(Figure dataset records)
________

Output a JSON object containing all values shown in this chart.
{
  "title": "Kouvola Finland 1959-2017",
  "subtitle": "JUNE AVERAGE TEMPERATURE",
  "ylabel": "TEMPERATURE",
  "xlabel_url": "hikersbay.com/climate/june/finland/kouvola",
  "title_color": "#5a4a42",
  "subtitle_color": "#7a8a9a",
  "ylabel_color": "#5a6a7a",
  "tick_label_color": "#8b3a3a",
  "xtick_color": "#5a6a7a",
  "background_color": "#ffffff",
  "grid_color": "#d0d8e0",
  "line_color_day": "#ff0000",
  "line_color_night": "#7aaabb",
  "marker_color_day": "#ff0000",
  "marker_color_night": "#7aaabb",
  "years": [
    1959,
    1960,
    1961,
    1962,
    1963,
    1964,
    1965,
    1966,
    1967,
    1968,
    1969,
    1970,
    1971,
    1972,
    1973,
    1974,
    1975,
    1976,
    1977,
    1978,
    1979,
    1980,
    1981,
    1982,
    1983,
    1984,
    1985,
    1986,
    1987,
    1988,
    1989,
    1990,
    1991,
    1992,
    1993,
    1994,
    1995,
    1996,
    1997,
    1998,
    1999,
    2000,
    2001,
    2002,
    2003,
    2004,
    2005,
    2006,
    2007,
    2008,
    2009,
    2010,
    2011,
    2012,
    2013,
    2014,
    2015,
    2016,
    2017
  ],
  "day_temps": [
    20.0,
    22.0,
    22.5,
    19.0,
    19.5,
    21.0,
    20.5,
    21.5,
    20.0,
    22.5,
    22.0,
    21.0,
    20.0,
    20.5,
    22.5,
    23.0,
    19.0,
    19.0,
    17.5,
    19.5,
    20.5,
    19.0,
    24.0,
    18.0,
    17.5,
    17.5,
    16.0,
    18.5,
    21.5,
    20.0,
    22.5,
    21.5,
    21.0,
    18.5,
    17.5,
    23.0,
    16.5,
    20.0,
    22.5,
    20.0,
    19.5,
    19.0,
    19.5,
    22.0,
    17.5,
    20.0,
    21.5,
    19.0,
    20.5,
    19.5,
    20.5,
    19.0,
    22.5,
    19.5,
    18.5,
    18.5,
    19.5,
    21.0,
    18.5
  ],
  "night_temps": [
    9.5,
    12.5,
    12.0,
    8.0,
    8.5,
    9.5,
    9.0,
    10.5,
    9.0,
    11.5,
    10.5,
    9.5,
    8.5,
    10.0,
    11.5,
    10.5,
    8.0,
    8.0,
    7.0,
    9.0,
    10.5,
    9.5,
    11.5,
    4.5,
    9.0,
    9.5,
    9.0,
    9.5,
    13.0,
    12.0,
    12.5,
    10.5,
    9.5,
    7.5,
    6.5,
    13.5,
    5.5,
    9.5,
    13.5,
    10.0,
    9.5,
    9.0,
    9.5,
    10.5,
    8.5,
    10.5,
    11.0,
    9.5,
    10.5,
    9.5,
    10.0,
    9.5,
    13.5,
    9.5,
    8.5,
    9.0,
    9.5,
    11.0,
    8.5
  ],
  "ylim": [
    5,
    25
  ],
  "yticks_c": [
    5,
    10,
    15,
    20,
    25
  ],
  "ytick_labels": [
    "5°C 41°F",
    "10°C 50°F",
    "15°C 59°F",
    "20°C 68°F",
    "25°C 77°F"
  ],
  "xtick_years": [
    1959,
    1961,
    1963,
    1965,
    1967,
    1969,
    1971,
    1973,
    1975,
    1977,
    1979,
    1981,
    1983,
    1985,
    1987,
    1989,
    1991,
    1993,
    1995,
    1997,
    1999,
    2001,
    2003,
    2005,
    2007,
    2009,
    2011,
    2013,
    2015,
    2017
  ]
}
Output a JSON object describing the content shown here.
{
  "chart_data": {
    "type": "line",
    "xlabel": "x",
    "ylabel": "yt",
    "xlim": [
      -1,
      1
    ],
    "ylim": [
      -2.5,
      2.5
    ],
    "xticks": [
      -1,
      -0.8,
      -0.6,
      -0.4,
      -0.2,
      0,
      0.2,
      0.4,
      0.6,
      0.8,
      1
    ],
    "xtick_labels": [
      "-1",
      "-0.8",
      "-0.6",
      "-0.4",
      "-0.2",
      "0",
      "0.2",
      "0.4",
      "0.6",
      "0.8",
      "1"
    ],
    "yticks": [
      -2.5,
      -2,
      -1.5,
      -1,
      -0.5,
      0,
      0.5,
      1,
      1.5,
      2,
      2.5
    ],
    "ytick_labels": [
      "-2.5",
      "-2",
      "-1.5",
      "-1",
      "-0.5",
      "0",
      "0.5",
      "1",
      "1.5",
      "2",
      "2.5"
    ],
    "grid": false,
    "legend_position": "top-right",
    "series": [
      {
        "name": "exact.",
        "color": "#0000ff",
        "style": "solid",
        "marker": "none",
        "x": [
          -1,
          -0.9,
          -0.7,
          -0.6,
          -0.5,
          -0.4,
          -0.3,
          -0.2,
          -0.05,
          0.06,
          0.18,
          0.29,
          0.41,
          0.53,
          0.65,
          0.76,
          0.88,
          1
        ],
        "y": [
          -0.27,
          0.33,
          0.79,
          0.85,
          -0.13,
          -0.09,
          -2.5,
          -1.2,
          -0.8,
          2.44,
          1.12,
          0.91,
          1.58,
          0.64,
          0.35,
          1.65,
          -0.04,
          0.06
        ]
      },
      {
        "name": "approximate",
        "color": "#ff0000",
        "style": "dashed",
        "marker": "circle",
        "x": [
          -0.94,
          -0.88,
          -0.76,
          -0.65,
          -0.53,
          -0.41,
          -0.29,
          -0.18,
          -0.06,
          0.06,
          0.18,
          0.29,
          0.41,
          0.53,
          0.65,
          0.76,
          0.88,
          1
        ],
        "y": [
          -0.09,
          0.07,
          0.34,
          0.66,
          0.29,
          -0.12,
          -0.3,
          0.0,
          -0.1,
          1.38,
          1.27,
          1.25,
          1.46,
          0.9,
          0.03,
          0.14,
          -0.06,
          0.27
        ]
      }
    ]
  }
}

________

■ WORK INSTRUCTIONS
In full and verbatim, repeat the records given above.

■ TASK ANSWER
Output a JSON object containing all values shown in this chart.
{
  "title": "Kouvola Finland 1959-2017",
  "subtitle": "JUNE AVERAGE TEMPERATURE",
  "ylabel": "TEMPERATURE",
  "xlabel_url": "hikersbay.com/climate/june/finland/kouvola",
  "title_color": "#5a4a42",
  "subtitle_color": "#7a8a9a",
  "ylabel_color": "#5a6a7a",
  "tick_label_color": "#8b3a3a",
  "xtick_color": "#5a6a7a",
  "background_color": "#ffffff",
  "grid_color": "#d0d8e0",
  "line_color_day": "#ff0000",
  "line_color_night": "#7aaabb",
  "marker_color_day": "#ff0000",
  "marker_color_night": "#7aaabb",
  "years": [
    1959,
    1960,
    1961,
    1962,
    1963,
    1964,
    1965,
    1966,
    1967,
    1968,
    1969,
    1970,
    1971,
    1972,
    1973,
    1974,
    1975,
    1976,
    1977,
    1978,
    1979,
    1980,
    1981,
    1982,
    1983,
    1984,
    1985,
    1986,
    1987,
    1988,
    1989,
    1990,
    1991,
    1992,
    1993,
    1994,
    1995,
    1996,
    1997,
    1998,
    1999,
    2000,
    2001,
    2002,
    2003,
    2004,
    2005,
    2006,
    2007,
    2008,
    2009,
    2010,
    2011,
    2012,
    2013,
    2014,
    2015,
    2016,
    2017
  ],
  "day_temps": [
    20.0,
    22.0,
    22.5,
    19.0,
    19.5,
    21.0,
    20.5,
    21.5,
    20.0,
    22.5,
    22.0,
    21.0,
    20.0,
    20.5,
    22.5,
    23.0,
    19.0,
    19.0,
    17.5,
    19.5,
    20.5,
    19.0,
    24.0,
    18.0,
    17.5,
    17.5,
    16.0,
    18.5,
    21.5,
    20.0,
    22.5,
    21.5,
    21.0,
    18.5,
    17.5,
    23.0,
    16.5,
    20.0,
    22.5,
    20.0,
    19.5,
    19.0,
    19.5,
    22.0,
    17.5,
    20.0,
    21.5,
    19.0,
    20.5,
    19.5,
    20.5,
    19.0,
    22.5,
    19.5,
    18.5,
    18.5,
    19.5,
    21.0,
    18.5
  ],
  "night_temps": [
    9.5,
    12.5,
    12.0,
    8.0,
    8.5,
    9.5,
    9.0,
    10.5,
    9.0,
    11.5,
    10.5,
    9.5,
    8.5,
    10.0,
    11.5,
    10.5,
    8.0,
    8.0,
    7.0,
    9.0,
    10.5,
    9.5,
    11.5,
    4.5,
    9.0,
    9.5,
    9.0,
    9.5,
    13.0,
    12.0,
    12.5,
    10.5,
    9.5,
    7.5,
    6.5,
    13.5,
    5.5,
    9.5,
    13.5,
    10.0,
    9.5,
    9.0,
    9.5,
    10.5,
    8.5,
    10.5,
    11.0,
    9.5,
    10.5,
    9.5,
    10.0,
    9.5,
    13.5,
    9.5,
    8.5,
    9.0,
    9.5,
    11.0,
    8.5
  ],
  "ylim": [
    5,
    25
  ],
  "yticks_c": [
    5,
    10,
    15,
    20,
    25
  ],
  "ytick_labels": [
    "5°C 41°F",
    "10°C 50°F",
    "15°C 59°F",
    "20°C 68°F",
    "25°C 77°F"
  ],
  "xtick_years": [
    1959,
    1961,
    1963,
    1965,
    1967,
    1969,
    1971,
    1973,
    1975,
    1977,
    1979,
    1981,
    1983,
    1985,
    1987,
    1989,
    1991,
    1993,
    1995,
    1997,
    1999,
    2001,
    2003,
    2005,
    2007,
    2009,
    2011,
    2013,
    2015,
    2017
  ]
}
Output a JSON object describing the content shown here.
{
  "chart_data": {
    "type": "line",
    "xlabel": "x",
    "ylabel": "yt",
    "xlim": [
      -1,
      1
    ],
    "ylim": [
      -2.5,
      2.5
    ],
    "xticks": [
      -1,
      -0.8,
      -0.6,
      -0.4,
      -0.2,
      0,
      0.2,
      0.4,
      0.6,
      0.8,
      1
    ],
    "xtick_labels": [
      "-1",
      "-0.8",
      "-0.6",
      "-0.4",
      "-0.2",
      "0",
      "0.2",
      "0.4",
      "0.6",
      "0.8",
      "1"
    ],
    "yticks": [
      -2.5,
      -2,
      -1.5,
      -1,
      -0.5,
      0,
      0.5,
      1,
      1.5,
      2,
      2.5
    ],
    "ytick_labels": [
      "-2.5",
      "-2",
      "-1.5",
      "-1",
      "-0.5",
      "0",
      "0.5",
      "1",
      "1.5",
      "2",
      "2.5"
    ],
    "grid": false,
    "legend_position": "top-right",
    "series": [
      {
        "name": "exact.",
        "color": "#0000ff",
        "style": "solid",
        "marker": "none",
        "x": [
          -1,
          -0.9,
          -0.7,
          -0.6,
          -0.5,
          -0.4,
          -0.3,
          -0.2,
          -0.05,
          0.06,
          0.18,
          0.29,
          0.41,
          0.53,
          0.65,
          0.76,
          0.88,
          1
        ],
        "y": [
          -0.27,
          0.33,
          0.79,
          0.85,
          -0.13,
          -0.09,
          -2.5,
          -1.2,
          -0.8,
          2.44,
          1.12,
          0.91,
          1.58,
          0.64,
          0.35,
          1.65,
          -0.04,
          0.06
        ]
      },
      {
        "name": "approximate",
        "color": "#ff0000",
        "style": "dashed",
        "marker": "circle",
        "x": [
          -0.94,
          -0.88,
          -0.76,
          -0.65,
          -0.53,
          -0.41,
          -0.29,
          -0.18,
          -0.06,
          0.06,
          0.18,
          0.29,
          0.41,
          0.53,
          0.65,
          0.76,
          0.88,
          1
        ],
        "y": [
          -0.09,
          0.07,
          0.34,
          0.66,
          0.29,
          -0.12,
          -0.3,
          0.0,
          -0.1,
          1.38,
          1.27,
          1.25,
          1.46,
          0.9,
          0.03,
          0.14,
          -0.06,
          0.27
        ]
      }
    ]
  }
}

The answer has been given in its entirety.